Print the complete set of entries exactly.

Extracted data entries:

★ ★ ★ ★ ★

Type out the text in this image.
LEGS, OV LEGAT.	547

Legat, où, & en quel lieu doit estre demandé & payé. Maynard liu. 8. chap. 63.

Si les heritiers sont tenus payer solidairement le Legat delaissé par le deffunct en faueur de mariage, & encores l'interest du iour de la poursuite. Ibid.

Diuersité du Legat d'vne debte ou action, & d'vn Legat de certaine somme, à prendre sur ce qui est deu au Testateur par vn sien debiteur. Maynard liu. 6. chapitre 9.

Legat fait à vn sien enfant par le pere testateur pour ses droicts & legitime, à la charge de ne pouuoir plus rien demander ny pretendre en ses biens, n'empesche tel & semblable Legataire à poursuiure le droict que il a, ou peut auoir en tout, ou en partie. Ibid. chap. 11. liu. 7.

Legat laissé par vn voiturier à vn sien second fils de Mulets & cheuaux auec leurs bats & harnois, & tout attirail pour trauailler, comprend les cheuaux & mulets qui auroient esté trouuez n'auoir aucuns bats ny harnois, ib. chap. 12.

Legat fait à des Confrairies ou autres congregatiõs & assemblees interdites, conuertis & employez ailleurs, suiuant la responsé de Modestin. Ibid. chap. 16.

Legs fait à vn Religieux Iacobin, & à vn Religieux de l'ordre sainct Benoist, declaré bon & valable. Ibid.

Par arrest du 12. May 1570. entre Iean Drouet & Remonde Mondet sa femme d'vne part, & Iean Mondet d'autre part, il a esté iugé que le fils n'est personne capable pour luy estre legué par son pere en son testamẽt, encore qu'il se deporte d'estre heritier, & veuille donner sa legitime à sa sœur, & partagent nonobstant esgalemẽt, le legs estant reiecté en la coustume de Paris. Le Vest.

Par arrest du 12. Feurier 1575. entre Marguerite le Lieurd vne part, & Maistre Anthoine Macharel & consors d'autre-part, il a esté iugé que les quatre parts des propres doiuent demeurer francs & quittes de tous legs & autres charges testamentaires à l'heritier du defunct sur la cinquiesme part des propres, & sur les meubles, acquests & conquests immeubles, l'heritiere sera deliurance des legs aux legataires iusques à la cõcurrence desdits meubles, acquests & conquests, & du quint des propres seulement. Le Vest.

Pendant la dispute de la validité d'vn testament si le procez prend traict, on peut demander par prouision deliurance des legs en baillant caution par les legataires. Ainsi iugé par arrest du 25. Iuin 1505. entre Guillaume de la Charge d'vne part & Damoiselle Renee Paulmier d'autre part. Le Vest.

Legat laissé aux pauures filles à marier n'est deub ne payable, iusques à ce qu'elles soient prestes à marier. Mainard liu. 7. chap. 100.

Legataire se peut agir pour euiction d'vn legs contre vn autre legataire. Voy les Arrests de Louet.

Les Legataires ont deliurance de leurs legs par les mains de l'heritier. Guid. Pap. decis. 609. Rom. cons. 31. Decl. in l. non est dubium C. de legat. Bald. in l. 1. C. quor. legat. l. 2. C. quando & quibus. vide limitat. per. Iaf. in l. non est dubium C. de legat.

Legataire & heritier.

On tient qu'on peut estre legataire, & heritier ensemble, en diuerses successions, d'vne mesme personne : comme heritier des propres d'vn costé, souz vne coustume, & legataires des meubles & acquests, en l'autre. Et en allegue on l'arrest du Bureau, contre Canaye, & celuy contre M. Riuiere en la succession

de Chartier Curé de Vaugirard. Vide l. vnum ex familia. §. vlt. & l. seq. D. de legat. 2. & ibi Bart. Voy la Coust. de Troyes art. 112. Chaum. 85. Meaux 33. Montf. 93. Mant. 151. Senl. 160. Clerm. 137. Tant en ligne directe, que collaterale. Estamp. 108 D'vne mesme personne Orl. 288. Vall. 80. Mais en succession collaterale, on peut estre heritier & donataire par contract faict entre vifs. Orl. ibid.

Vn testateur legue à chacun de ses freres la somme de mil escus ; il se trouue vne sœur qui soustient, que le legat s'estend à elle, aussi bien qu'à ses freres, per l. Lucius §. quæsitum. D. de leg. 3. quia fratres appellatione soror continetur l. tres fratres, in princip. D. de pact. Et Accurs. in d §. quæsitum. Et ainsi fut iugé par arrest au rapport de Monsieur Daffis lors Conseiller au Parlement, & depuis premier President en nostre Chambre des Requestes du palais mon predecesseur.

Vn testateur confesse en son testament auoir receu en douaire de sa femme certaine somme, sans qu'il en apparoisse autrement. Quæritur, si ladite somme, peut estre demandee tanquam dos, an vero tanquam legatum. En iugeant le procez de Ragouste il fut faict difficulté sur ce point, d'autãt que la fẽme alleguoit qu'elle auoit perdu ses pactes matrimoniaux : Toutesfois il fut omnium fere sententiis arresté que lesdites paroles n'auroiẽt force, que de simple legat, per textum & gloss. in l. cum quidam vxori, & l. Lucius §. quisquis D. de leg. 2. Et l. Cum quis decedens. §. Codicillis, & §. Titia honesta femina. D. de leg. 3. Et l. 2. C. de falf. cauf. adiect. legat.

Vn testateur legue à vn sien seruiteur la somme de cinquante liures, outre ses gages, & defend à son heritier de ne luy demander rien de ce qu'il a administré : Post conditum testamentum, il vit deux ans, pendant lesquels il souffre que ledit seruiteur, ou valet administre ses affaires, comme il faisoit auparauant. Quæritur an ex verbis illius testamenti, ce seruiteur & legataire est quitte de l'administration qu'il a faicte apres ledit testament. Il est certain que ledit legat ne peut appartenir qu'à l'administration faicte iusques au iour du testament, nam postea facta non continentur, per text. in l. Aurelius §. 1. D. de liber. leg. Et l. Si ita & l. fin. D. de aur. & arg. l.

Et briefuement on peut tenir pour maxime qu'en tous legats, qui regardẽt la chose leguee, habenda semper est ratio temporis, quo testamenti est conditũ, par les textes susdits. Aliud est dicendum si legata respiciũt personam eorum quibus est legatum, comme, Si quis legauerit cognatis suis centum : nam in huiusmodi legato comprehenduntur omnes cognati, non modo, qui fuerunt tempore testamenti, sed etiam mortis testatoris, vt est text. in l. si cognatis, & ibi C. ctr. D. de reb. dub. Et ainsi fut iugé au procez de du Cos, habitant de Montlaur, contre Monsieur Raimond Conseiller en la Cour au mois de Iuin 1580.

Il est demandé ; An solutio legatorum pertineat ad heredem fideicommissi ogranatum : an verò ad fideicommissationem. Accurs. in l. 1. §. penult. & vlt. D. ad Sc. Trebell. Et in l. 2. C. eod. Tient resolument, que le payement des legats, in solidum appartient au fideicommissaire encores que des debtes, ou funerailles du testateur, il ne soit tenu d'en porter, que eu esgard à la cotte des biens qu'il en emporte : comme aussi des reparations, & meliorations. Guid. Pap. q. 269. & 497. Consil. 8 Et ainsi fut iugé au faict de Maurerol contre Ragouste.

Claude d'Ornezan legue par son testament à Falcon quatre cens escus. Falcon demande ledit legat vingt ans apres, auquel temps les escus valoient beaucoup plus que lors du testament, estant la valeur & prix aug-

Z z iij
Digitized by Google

★ ★ ★ ★ ★

## SOLUTION FOR THIS PROBLEM:
Type out the text in this image.
LEGS, OV LEGAT.	547

Legat, où, & en quel lieu doit estre demandé & payé. Maynard liu. 8. chap. 63.

Si les heritiers sont tenus payer solidairement le Legat delaissé par le deffunct en faueur de mariage, & encores l'interest du iour de la poursuite. Ibid.

Diuersité du Legat d'vne debte ou action, & d'vn Legat de certaine somme, à prendre sur ce qui est deu au Testateur par vn sien debiteur. Maynard liu. 6. chapitre 9.

Legat fait à vn sien enfant par le pere testateur pour ses droicts & legitime, à la charge de ne pouuoir plus rien demander ny pretendre en ses biens, n'empesche tel & semblable Legataire à poursuiure le droict que il a, ou peut auoir en tout, ou en partie. Ibid. chap. 11. liu. 7.

Legat laissé par vn voiturier à vn sien second fils de Mulets & cheuaux auec leurs bats & harnois, & tout attirail pour trauailler, comprend les cheuaux & mulets qui auroient esté trouuez n'auoir aucuns bats ny harnois, ib. chap. 12.

Legat fait à des Confrairies ou autres congregatiõs & assemblees interdites, conuertis & employez ailleurs, suiuant la responsé de Modestin. Ibid. chap. 16.

Legs fait à vn Religieux Iacobin, & à vn Religieux de l'ordre sainct Benoist, declaré bon & valable. Ibid.

Par arrest du 12. May 1570. entre Iean Drouet & Remonde Mondet sa femme d'vne part, & Iean Mondet d'autre part, il a esté iugé que le fils n'est personne capable pour luy estre legué par son pere en son testamẽt, encore qu'il se deporte d'estre heritier, & veuille donner sa legitime à sa sœur, & partagent nonobstant esgalemẽt, le legs estant reiecté en la coustume de Paris. Le Vest.

Par arrest du 12. Feurier 1575. entre Marguerite le Lieurd vne part, & Maistre Anthoine Macharel & consors d'autre-part, il a esté iugé que les quatre parts des propres doiuent demeurer francs & quittes de tous legs & autres charges testamentaires à l'heritier du defunct sur la cinquiesme part des propres, & sur les meubles, acquests & conquests immeubles, l'heritiere sera deliurance des legs aux legataires iusques à la cõcurrence desdits meubles, acquests & conquests, & du quint des propres seulement. Le Vest.

Pendant la dispute de la validité d'vn testament si le procez prend traict, on peut demander par prouision deliurance des legs en baillant caution par les legataires. Ainsi iugé par arrest du 25. Iuin 1505. entre Guillaume de la Charge d'vne part & Damoiselle Renee Paulmier d'autre part. Le Vest.

Legat laissé aux pauures filles à marier n'est deub ne payable, iusques à ce qu'elles soient prestes à marier. Mainard liu. 7. chap. 100.

Legataire se peut agir pour euiction d'vn legs contre vn autre legataire. Voy les Arrests de Louet.

Les Legataires ont deliurance de leurs legs par les mains de l'heritier. Guid. Pap. decis. 609. Rom. cons. 31. Decl. in l. non est dubium C. de legat. Bald. in l. 1. C. quor. legat. l. 2. C. quando & quibus. vide limitat. per. Iaf. in l. non est dubium C. de legat.

Legataire & heritier.

On tient qu'on peut estre legataire, & heritier ensemble, en diuerses successions, d'vne mesme personne : comme heritier des propres d'vn costé, souz vne coustume, & legataires des meubles & acquests, en l'autre. Et en allegue on l'arrest du Bureau, contre Canaye, & celuy contre M. Riuiere en la succession

de Chartier Curé de Vaugirard. Vide l. vnum ex familia. §. vlt. & l. seq. D. de legat. 2. & ibi Bart. Voy la Coust. de Troyes art. 112. Chaum. 85. Meaux 33. Montf. 93. Mant. 151. Senl. 160. Clerm. 137. Tant en ligne directe, que collaterale. Estamp. 108 D'vne mesme personne Orl. 288. Vall. 80. Mais en succession collaterale, on peut estre heritier & donataire par contract faict entre vifs. Orl. ibid.

Vn testateur legue à chacun de ses freres la somme de mil escus ; il se trouue vne sœur qui soustient, que le legat s'estend à elle, aussi bien qu'à ses freres, per l. Lucius §. quæsitum. D. de leg. 3. quia fratres appellatione soror continetur l. tres fratres, in princip. D. de pact. Et Accurs. in d §. quæsitum. Et ainsi fut iugé par arrest au rapport de Monsieur Daffis lors Conseiller au Parlement, & depuis premier President en nostre Chambre des Requestes du palais mon predecesseur.

Vn testateur confesse en son testament auoir receu en douaire de sa femme certaine somme, sans qu'il en apparoisse autrement. Quæritur, si ladite somme, peut estre demandee tanquam dos, an vero tanquam legatum. En iugeant le procez de Ragouste il fut faict difficulté sur ce point, d'autãt que la fẽme alleguoit qu'elle auoit perdu ses pactes matrimoniaux : Toutesfois il fut omnium fere sententiis arresté que lesdites paroles n'auroiẽt force, que de simple legat, per textum & gloss. in l. cum quidam vxori, & l. Lucius §. quisquis D. de leg. 2. Et l. Cum quis decedens. §. Codicillis, & §. Titia honesta femina. D. de leg. 3. Et l. 2. C. de falf. cauf. adiect. legat.

Vn testateur legue à vn sien seruiteur la somme de cinquante liures, outre ses gages, & defend à son heritier de ne luy demander rien de ce qu'il a administré : Post conditum testamentum, il vit deux ans, pendant lesquels il souffre que ledit seruiteur, ou valet administre ses affaires, comme il faisoit auparauant. Quæritur an ex verbis illius testamenti, ce seruiteur & legataire est quitte de l'administration qu'il a faicte apres ledit testament. Il est certain que ledit legat ne peut appartenir qu'à l'administration faicte iusques au iour du testament, nam postea facta non continentur, per text. in l. Aurelius §. 1. D. de liber. leg. Et l. Si ita & l. fin. D. de aur. & arg. l.

Et briefuement on peut tenir pour maxime qu'en tous legats, qui regardẽt la chose leguee, habenda semper est ratio temporis, quo testamenti est conditũ, par les textes susdits. Aliud est dicendum si legata respiciũt personam eorum quibus est legatum, comme, Si quis legauerit cognatis suis centum : nam in huiusmodi legato comprehenduntur omnes cognati, non modo, qui fuerunt tempore testamenti, sed etiam mortis testatoris, vt est text. in l. si cognatis, & ibi C. ctr. D. de reb. dub. Et ainsi fut iugé au procez de du Cos, habitant de Montlaur, contre Monsieur Raimond Conseiller en la Cour au mois de Iuin 1580.

Il est demandé ; An solutio legatorum pertineat ad heredem fideicommissi ogranatum : an verò ad fideicommissationem. Accurs. in l. 1. §. penult. & vlt. D. ad Sc. Trebell. Et in l. 2. C. eod. Tient resolument, que le payement des legats, in solidum appartient au fideicommissaire encores que des debtes, ou funerailles du testateur, il ne soit tenu d'en porter, que eu esgard à la cotte des biens qu'il en emporte : comme aussi des reparations, & meliorations. Guid. Pap. q. 269. & 497. Consil. 8 Et ainsi fut iugé au faict de Maurerol contre Ragouste.

Claude d'Ornezan legue par son testament à Falcon quatre cens escus. Falcon demande ledit legat vingt ans apres, auquel temps les escus valoient beaucoup plus que lors du testament, estant la valeur & prix aug-

Z z iij
Digitized by Google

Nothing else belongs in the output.